- [Figure record extracts]:
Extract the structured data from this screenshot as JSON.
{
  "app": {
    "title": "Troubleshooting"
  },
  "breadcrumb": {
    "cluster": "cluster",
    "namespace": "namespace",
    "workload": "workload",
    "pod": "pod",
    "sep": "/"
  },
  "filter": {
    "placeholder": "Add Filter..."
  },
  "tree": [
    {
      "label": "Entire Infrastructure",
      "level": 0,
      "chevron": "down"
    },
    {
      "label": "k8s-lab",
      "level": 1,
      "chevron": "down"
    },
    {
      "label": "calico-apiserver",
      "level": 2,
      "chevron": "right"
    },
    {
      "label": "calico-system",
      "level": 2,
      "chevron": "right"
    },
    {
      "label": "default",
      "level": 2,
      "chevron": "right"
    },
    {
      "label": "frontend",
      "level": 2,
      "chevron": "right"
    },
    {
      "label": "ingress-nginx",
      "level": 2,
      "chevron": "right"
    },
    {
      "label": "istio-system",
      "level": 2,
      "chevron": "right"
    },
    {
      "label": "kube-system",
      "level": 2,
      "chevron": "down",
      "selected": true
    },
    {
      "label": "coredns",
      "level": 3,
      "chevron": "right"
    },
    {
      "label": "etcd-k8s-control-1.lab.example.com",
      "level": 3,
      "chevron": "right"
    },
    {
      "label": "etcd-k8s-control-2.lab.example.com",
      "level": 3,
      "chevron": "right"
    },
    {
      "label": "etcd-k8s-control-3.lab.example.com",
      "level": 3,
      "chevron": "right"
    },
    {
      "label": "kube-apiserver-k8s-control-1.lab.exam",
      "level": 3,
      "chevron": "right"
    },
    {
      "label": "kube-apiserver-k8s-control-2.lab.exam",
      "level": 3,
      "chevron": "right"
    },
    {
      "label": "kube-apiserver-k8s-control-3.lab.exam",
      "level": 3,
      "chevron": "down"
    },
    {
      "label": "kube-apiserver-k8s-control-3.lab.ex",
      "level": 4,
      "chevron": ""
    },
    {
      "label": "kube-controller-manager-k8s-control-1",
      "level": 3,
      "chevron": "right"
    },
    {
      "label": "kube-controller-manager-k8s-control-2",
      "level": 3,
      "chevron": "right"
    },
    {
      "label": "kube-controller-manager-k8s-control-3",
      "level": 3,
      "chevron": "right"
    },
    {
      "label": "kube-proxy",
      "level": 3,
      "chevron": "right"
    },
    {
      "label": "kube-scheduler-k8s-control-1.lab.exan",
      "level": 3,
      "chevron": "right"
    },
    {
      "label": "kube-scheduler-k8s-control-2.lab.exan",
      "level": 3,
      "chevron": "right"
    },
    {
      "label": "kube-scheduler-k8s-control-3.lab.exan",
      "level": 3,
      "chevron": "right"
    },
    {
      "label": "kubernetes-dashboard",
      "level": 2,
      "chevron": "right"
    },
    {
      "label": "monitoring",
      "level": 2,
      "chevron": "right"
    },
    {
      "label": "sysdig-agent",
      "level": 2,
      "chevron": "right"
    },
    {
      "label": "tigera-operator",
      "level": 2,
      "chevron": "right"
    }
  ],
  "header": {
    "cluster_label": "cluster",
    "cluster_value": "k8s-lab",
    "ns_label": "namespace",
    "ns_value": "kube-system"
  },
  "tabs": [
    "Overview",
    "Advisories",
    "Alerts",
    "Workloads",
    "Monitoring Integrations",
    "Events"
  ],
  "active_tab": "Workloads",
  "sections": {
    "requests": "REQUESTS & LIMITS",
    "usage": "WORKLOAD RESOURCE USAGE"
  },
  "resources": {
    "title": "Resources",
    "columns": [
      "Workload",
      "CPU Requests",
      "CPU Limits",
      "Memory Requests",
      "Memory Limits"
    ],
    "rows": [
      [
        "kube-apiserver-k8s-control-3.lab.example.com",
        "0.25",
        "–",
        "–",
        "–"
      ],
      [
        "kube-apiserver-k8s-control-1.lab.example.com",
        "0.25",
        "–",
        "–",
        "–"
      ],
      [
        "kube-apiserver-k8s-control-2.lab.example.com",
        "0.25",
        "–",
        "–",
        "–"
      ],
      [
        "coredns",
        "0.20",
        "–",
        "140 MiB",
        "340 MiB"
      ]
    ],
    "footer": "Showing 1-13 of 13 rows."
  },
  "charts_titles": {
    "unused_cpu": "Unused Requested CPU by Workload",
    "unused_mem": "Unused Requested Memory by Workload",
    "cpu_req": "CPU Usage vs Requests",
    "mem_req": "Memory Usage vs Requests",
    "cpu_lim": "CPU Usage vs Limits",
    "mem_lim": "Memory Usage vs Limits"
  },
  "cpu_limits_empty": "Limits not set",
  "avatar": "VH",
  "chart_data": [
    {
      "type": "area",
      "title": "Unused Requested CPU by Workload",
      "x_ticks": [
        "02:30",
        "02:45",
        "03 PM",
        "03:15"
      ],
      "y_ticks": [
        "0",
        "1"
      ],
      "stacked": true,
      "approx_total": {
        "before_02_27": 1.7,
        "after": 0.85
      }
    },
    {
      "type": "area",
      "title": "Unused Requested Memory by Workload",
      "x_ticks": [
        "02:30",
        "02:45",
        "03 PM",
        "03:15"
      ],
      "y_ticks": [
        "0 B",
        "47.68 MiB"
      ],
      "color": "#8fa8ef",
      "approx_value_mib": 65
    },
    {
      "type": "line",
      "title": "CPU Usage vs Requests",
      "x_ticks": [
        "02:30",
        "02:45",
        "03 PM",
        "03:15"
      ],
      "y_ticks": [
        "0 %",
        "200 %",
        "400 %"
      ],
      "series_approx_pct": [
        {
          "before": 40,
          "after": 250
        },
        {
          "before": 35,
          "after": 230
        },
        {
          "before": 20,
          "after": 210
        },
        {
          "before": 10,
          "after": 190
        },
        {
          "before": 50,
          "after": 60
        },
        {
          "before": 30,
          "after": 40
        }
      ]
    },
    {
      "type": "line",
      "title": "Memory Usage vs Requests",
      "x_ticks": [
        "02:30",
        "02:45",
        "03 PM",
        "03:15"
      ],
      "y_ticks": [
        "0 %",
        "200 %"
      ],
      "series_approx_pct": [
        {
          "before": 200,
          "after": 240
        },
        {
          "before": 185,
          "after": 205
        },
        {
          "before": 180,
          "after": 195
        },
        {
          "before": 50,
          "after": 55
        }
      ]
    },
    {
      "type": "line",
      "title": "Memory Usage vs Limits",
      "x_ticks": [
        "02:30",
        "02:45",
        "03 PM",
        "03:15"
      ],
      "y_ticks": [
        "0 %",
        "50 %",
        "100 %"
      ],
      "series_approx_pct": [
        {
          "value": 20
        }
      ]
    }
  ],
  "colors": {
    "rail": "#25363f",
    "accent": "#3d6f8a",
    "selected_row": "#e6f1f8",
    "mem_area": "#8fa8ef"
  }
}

- [Request]: Every record shown above should be written out again exactly.

- [Correct answer]:
Extract the structured data from this screenshot as JSON.
{
  "app": {
    "title": "Troubleshooting"
  },
  "breadcrumb": {
    "cluster": "cluster",
    "namespace": "namespace",
    "workload": "workload",
    "pod": "pod",
    "sep": "/"
  },
  "filter": {
    "placeholder": "Add Filter..."
  },
  "tree": [
    {
      "label": "Entire Infrastructure",
      "level": 0,
      "chevron": "down"
    },
    {
      "label": "k8s-lab",
      "level": 1,
      "chevron": "down"
    },
    {
      "label": "calico-apiserver",
      "level": 2,
      "chevron": "right"
    },
    {
      "label": "calico-system",
      "level": 2,
      "chevron": "right"
    },
    {
      "label": "default",
      "level": 2,
      "chevron": "right"
    },
    {
      "label": "frontend",
      "level": 2,
      "chevron": "right"
    },
    {
      "label": "ingress-nginx",
      "level": 2,
      "chevron": "right"
    },
    {
      "label": "istio-system",
      "level": 2,
      "chevron": "right"
    },
    {
      "label": "kube-system",
      "level": 2,
      "chevron": "down",
      "selected": true
    },
    {
      "label": "coredns",
      "level": 3,
      "chevron": "right"
    },
    {
      "label": "etcd-k8s-control-1.lab.example.com",
      "level": 3,
      "chevron": "right"
    },
    {
      "label": "etcd-k8s-control-2.lab.example.com",
      "level": 3,
      "chevron": "right"
    },
    {
      "label": "etcd-k8s-control-3.lab.example.com",
      "level": 3,
      "chevron": "right"
    },
    {
      "label": "kube-apiserver-k8s-control-1.lab.exam",
      "level": 3,
      "chevron": "right"
    },
    {
      "label": "kube-apiserver-k8s-control-2.lab.exam",
      "level": 3,
      "chevron": "right"
    },
    {
      "label": "kube-apiserver-k8s-control-3.lab.exam",
      "level": 3,
      "chevron": "down"
    },
    {
      "label": "kube-apiserver-k8s-control-3.lab.ex",
      "level": 4,
      "chevron": ""
    },
    {
      "label": "kube-controller-manager-k8s-control-1",
      "level": 3,
      "chevron": "right"
    },
    {
      "label": "kube-controller-manager-k8s-control-2",
      "level": 3,
      "chevron": "right"
    },
    {
      "label": "kube-controller-manager-k8s-control-3",
      "level": 3,
      "chevron": "right"
    },
    {
      "label": "kube-proxy",
      "level": 3,
      "chevron": "right"
    },
    {
      "label": "kube-scheduler-k8s-control-1.lab.exan",
      "level": 3,
      "chevron": "right"
    },
    {
      "label": "kube-scheduler-k8s-control-2.lab.exan",
      "level": 3,
      "chevron": "right"
    },
    {
      "label": "kube-scheduler-k8s-control-3.lab.exan",
      "level": 3,
      "chevron": "right"
    },
    {
      "label": "kubernetes-dashboard",
      "level": 2,
      "chevron": "right"
    },
    {
      "label": "monitoring",
      "level": 2,
      "chevron": "right"
    },
    {
      "label": "sysdig-agent",
      "level": 2,
      "chevron": "right"
    },
    {
      "label": "tigera-operator",
      "level": 2,
      "chevron": "right"
    }
  ],
  "header": {
    "cluster_label": "cluster",
    "cluster_value": "k8s-lab",
    "ns_label": "namespace",
    "ns_value": "kube-system"
  },
  "tabs": [
    "Overview",
    "Advisories",
    "Alerts",
    "Workloads",
    "Monitoring Integrations",
    "Events"
  ],
  "active_tab": "Workloads",
  "sections": {
    "requests": "REQUESTS & LIMITS",
    "usage": "WORKLOAD RESOURCE USAGE"
  },
  "resources": {
    "title": "Resources",
    "columns": [
      "Workload",
      "CPU Requests",
      "CPU Limits",
      "Memory Requests",
      "Memory Limits"
    ],
    "rows": [
      [
        "kube-apiserver-k8s-control-3.lab.example.com",
        "0.25",
        "–",
        "–",
        "–"
      ],
      [
        "kube-apiserver-k8s-control-1.lab.example.com",
        "0.25",
        "–",
        "–",
        "–"
      ],
      [
        "kube-apiserver-k8s-control-2.lab.example.com",
        "0.25",
        "–",
        "–",
        "–"
      ],
      [
        "coredns",
        "0.20",
        "–",
        "140 MiB",
        "340 MiB"
      ]
    ],
    "footer": "Showing 1-13 of 13 rows."
  },
  "charts_titles": {
    "unused_cpu": "Unused Requested CPU by Workload",
    "unused_mem": "Unused Requested Memory by Workload",
    "cpu_req": "CPU Usage vs Requests",
    "mem_req": "Memory Usage vs Requests",
    "cpu_lim": "CPU Usage vs Limits",
    "mem_lim": "Memory Usage vs Limits"
  },
  "cpu_limits_empty": "Limits not set",
  "avatar": "VH",
  "chart_data": [
    {
      "type": "area",
      "title": "Unused Requested CPU by Workload",
      "x_ticks": [
        "02:30",
        "02:45",
        "03 PM",
        "03:15"
      ],
      "y_ticks": [
        "0",
        "1"
      ],
      "stacked": true,
      "approx_total": {
        "before_02_27": 1.7,
        "after": 0.85
      }
    },
    {
      "type": "area",
      "title": "Unused Requested Memory by Workload",
      "x_ticks": [
        "02:30",
        "02:45",
        "03 PM",
        "03:15"
      ],
      "y_ticks": [
        "0 B",
        "47.68 MiB"
      ],
      "color": "#8fa8ef",
      "approx_value_mib": 65
    },
    {
      "type": "line",
      "title": "CPU Usage vs Requests",
      "x_ticks": [
        "02:30",
        "02:45",
        "03 PM",
        "03:15"
      ],
      "y_ticks": [
        "0 %",
        "200 %",
        "400 %"
      ],
      "series_approx_pct": [
        {
          "before": 40,
          "after": 250
        },
        {
          "before": 35,
          "after": 230
        },
        {
          "before": 20,
          "after": 210
        },
        {
          "before": 10,
          "after": 190
        },
        {
          "before": 50,
          "after": 60
        },
        {
          "before": 30,
          "after": 40
        }
      ]
    },
    {
      "type": "line",
      "title": "Memory Usage vs Requests",
      "x_ticks": [
        "02:30",
        "02:45",
        "03 PM",
        "03:15"
      ],
      "y_ticks": [
        "0 %",
        "200 %"
      ],
      "series_approx_pct": [
        {
          "before": 200,
          "after": 240
        },
        {
          "before": 185,
          "after": 205
        },
        {
          "before": 180,
          "after": 195
        },
        {
          "before": 50,
          "after": 55
        }
      ]
    },
    {
      "type": "line",
      "title": "Memory Usage vs Limits",
      "x_ticks": [
        "02:30",
        "02:45",
        "03 PM",
        "03:15"
      ],
      "y_ticks": [
        "0 %",
        "50 %",
        "100 %"
      ],
      "series_approx_pct": [
        {
          "value": 20
        }
      ]
    }
  ],
  "colors": {
    "rail": "#25363f",
    "accent": "#3d6f8a",
    "selected_row": "#e6f1f8",
    "mem_area": "#8fa8ef"
  }
}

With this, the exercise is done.